Spatial layout entries
####
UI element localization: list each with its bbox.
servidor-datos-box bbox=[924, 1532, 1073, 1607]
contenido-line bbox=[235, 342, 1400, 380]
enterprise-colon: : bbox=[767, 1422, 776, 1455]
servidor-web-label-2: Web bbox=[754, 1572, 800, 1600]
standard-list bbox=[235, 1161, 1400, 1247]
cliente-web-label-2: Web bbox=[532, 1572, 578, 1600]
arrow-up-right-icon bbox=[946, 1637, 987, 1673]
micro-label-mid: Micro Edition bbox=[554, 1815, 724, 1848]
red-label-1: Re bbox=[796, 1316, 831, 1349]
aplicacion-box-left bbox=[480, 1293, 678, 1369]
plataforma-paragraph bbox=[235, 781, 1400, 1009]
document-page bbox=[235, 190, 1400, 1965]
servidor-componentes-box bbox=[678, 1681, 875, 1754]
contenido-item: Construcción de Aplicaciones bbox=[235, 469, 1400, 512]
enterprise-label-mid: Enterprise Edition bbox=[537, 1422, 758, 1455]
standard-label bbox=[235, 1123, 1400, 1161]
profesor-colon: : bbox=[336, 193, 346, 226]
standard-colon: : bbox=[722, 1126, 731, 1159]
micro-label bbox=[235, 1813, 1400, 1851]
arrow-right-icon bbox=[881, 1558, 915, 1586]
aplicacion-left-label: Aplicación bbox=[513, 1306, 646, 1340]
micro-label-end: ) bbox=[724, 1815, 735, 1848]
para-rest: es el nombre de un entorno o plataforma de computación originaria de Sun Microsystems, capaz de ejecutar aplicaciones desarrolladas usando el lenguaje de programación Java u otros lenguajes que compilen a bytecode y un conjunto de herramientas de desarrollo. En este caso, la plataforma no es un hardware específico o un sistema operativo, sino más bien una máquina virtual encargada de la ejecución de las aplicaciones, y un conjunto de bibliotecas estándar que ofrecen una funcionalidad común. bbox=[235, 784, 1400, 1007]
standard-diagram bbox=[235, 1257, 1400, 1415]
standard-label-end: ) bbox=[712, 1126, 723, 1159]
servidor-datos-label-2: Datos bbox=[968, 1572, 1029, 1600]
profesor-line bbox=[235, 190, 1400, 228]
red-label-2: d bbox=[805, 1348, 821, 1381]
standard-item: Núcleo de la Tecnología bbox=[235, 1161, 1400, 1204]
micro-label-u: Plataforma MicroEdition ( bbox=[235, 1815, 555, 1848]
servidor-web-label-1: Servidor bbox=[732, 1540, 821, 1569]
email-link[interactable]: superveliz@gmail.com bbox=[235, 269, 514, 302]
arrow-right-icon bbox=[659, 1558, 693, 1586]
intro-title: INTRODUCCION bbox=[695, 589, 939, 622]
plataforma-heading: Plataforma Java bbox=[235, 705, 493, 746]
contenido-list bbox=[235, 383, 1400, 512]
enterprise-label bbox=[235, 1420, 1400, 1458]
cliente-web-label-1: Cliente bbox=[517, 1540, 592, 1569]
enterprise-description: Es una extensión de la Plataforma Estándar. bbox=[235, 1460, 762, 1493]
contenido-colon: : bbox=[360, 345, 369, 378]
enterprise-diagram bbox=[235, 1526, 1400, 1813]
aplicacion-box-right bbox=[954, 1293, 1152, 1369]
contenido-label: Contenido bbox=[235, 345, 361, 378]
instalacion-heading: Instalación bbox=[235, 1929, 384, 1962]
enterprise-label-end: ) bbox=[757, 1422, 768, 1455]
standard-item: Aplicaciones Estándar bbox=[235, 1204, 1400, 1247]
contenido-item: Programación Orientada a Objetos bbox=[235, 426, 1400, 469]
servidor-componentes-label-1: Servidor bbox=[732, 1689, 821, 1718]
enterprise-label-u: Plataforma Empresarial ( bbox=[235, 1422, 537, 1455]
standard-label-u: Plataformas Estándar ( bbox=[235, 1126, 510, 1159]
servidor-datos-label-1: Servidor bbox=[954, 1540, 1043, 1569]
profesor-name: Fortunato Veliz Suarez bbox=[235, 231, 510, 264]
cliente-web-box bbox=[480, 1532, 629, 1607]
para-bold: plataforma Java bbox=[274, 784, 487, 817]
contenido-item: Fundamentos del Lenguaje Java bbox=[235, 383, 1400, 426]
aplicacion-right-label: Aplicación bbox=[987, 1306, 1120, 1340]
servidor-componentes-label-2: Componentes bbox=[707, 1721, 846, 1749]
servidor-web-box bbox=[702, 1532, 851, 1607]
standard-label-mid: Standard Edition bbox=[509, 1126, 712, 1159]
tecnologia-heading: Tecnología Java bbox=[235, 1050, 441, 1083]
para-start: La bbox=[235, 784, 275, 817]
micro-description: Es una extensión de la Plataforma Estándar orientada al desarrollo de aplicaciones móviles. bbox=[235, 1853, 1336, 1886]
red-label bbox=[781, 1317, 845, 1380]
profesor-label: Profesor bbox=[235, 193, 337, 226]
####
[The problem]: Render all of the data above as a Markdown table with the columns No. and Entry. Give each line its own numbered row and leave out blank lines.

[Expected answer]:
| No. | Entry |
|---|---|
| 1 | UI element localization: list each with its bbox. |
| 2 | servidor-datos-box bbox=[924, 1532, 1073, 1607] |
| 3 | contenido-line bbox=[235, 342, 1400, 380] |
| 4 | enterprise-colon: : bbox=[767, 1422, 776, 1455] |
| 5 | servidor-web-label-2: Web bbox=[754, 1572, 800, 1600] |
| 6 | standard-list bbox=[235, 1161, 1400, 1247] |
| 7 | cliente-web-label-2: Web bbox=[532, 1572, 578, 1600] |
| 8 | arrow-up-right-icon bbox=[946, 1637, 987, 1673] |
| 9 | micro-label-mid: Micro Edition bbox=[554, 1815, 724, 1848] |
| 10 | red-label-1: Re bbox=[796, 1316, 831, 1349] |
| 11 | aplicacion-box-left bbox=[480, 1293, 678, 1369] |
| 12 | plataforma-paragraph bbox=[235, 781, 1400, 1009] |
| 13 | document-page bbox=[235, 190, 1400, 1965] |
| 14 | servidor-componentes-box bbox=[678, 1681, 875, 1754] |
| 15 | contenido-item: Construcción de Aplicaciones bbox=[235, 469, 1400, 512] |
| 16 | enterprise-label-mid: Enterprise Edition bbox=[537, 1422, 758, 1455] |
| 17 | standard-label bbox=[235, 1123, 1400, 1161] |
| 18 | profesor-colon: : bbox=[336, 193, 346, 226] |
| 19 | standard-colon: : bbox=[722, 1126, 731, 1159] |
| 20 | micro-label bbox=[235, 1813, 1400, 1851] |
| 21 | arrow-right-icon bbox=[881, 1558, 915, 1586] |
| 22 | aplicacion-left-label: Aplicación bbox=[513, 1306, 646, 1340] |
| 23 | micro-label-end: ) bbox=[724, 1815, 735, 1848] |
| 24 | para-rest: es el nombre de un entorno o plataforma de computación originaria de Sun Microsystems, capaz de ejecutar aplicaciones desarrolladas usando el lenguaje de programación Java u otros lenguajes que compilen a bytecode y un conjunto de herramientas de desarrollo. En este caso, la plataforma no es un hardware específico o un sistema operativo, sino más bien una máquina virtual encargada de la ejecución de las aplicaciones, y un conjunto de bibliotecas estándar que ofrecen una funcionalidad común. bbox=[235, 784, 1400, 1007] |
| 25 | standard-diagram bbox=[235, 1257, 1400, 1415] |
| 26 | standard-label-end: ) bbox=[712, 1126, 723, 1159] |
| 27 | servidor-datos-label-2: Datos bbox=[968, 1572, 1029, 1600] |
| 28 | profesor-line bbox=[235, 190, 1400, 228] |
| 29 | red-label-2: d bbox=[805, 1348, 821, 1381] |
| 30 | standard-item: Núcleo de la Tecnología bbox=[235, 1161, 1400, 1204] |
| 31 | micro-label-u: Plataforma MicroEdition ( bbox=[235, 1815, 555, 1848] |
| 32 | servidor-web-label-1: Servidor bbox=[732, 1540, 821, 1569] |
| 33 | email-link[interactable]: superveliz@gmail.com bbox=[235, 269, 514, 302] |
| 34 | arrow-right-icon bbox=[659, 1558, 693, 1586] |
| 35 | intro-title: INTRODUCCION bbox=[695, 589, 939, 622] |
| 36 | plataforma-heading: Plataforma Java bbox=[235, 705, 493, 746] |
| 37 | contenido-list bbox=[235, 383, 1400, 512] |
| 38 | enterprise-label bbox=[235, 1420, 1400, 1458] |
| 39 | cliente-web-label-1: Cliente bbox=[517, 1540, 592, 1569] |
| 40 | enterprise-description: Es una extensión de la Plataforma Estándar. bbox=[235, 1460, 762, 1493] |
| 41 | contenido-colon: : bbox=[360, 345, 369, 378] |
| 42 | enterprise-diagram bbox=[235, 1526, 1400, 1813] |
| 43 | aplicacion-box-right bbox=[954, 1293, 1152, 1369] |
| 44 | contenido-label: Contenido bbox=[235, 345, 361, 378] |
| 45 | instalacion-heading: Instalación bbox=[235, 1929, 384, 1962] |
| 46 | enterprise-label-end: ) bbox=[757, 1422, 768, 1455] |
| 47 | standard-item: Aplicaciones Estándar bbox=[235, 1204, 1400, 1247] |
| 48 | contenido-item: Programación Orientada a Objetos bbox=[235, 426, 1400, 469] |
| 49 | servidor-componentes-label-1: Servidor bbox=[732, 1689, 821, 1718] |
| 50 | enterprise-label-u: Plataforma Empresarial ( bbox=[235, 1422, 537, 1455] |
| 51 | standard-label-u: Plataformas Estándar ( bbox=[235, 1126, 510, 1159] |
| 52 | servidor-datos-label-1: Servidor bbox=[954, 1540, 1043, 1569] |
| 53 | profesor-name: Fortunato Veliz Suarez bbox=[235, 231, 510, 264] |
| 54 | cliente-web-box bbox=[480, 1532, 629, 1607] |
| 55 | para-bold: plataforma Java bbox=[274, 784, 487, 817] |
| 56 | contenido-item: Fundamentos del Lenguaje Java bbox=[235, 383, 1400, 426] |
| 57 | aplicacion-right-label: Aplicación bbox=[987, 1306, 1120, 1340] |
| 58 | servidor-componentes-label-2: Componentes bbox=[707, 1721, 846, 1749] |
| 59 | servidor-web-box bbox=[702, 1532, 851, 1607] |
| 60 | standard-label-mid: Standard Edition bbox=[509, 1126, 712, 1159] |
| 61 | tecnologia-heading: Tecnología Java bbox=[235, 1050, 441, 1083] |
| 62 | para-start: La bbox=[235, 784, 275, 817] |
| 63 | micro-description: Es una extensión de la Plataforma Estándar orientada al desarrollo de aplicaciones móviles. bbox=[235, 1853, 1336, 1886] |
| 64 | red-label bbox=[781, 1317, 845, 1380] |
| 65 | profesor-label: Profesor bbox=[235, 193, 337, 226] |